**Goal of the exercise:** Identify each line below containing the string "amont" and copy it.

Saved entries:
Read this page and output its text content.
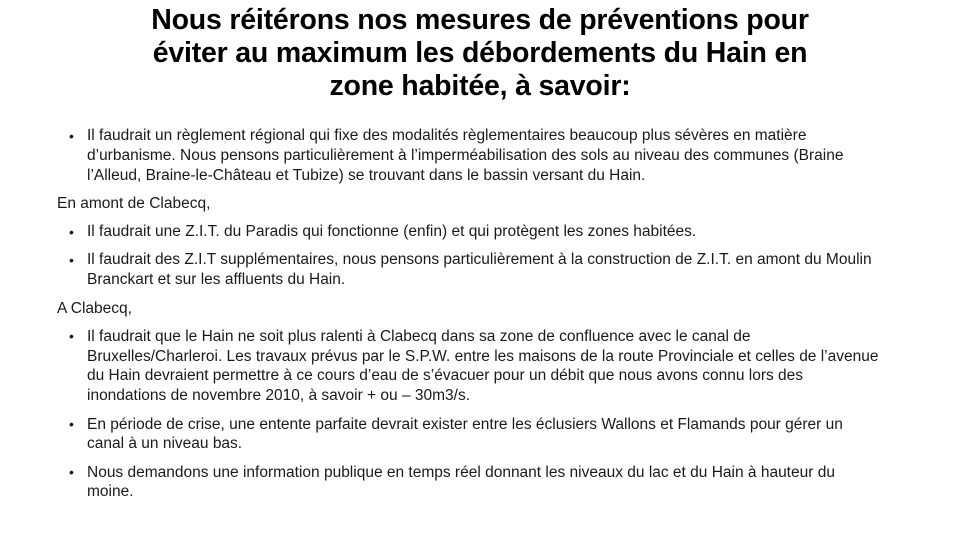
Nous réitérons nos mesures de préventions pour
éviter au maximum les débordements du Hain en
zone habitée, à savoir:
• Il faudrait un règlement régional qui fixe des modalités règlementaires beaucoup plus sévères en matière d’urbanisme. Nous pensons particulièrement à l’imperméabilisation des sols au niveau des communes (Braine l’Alleud, Braine-le-Château et Tubize) se trouvant dans le bassin versant du Hain.
En amont de Clabecq,
• Il faudrait une Z.I.T. du Paradis qui fonctionne (enfin) et qui protègent les zones habitées.
• Il faudrait des Z.I.T supplémentaires, nous pensons particulièrement à la construction de Z.I.T. en amont du Moulin Branckart et sur les affluents du Hain.
A Clabecq,
• Il faudrait que le Hain ne soit plus ralenti à Clabecq dans sa zone de confluence avec le canal de Bruxelles/Charleroi. Les travaux prévus par le S.P.W. entre les maisons de la route Provinciale et celles de l’avenue du Hain devraient permettre à ce cours d’eau de s’évacuer pour un débit que nous avons connu lors des inondations de novembre 2010, à savoir + ou – 30m3/s.
• En période de crise, une entente parfaite devrait exister entre les éclusiers Wallons et Flamands pour gérer un canal à un niveau bas.
• Nous demandons une information publique en temps réel donnant les niveaux du lac et du Hain à hauteur du moine.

**Solved exercise:**
En amont de Clabecq,
• Il faudrait des Z.I.T supplémentaires, nous pensons particulièrement à la construction de Z.I.T. en amont du Moulin Branckart et sur les affluents du Hain.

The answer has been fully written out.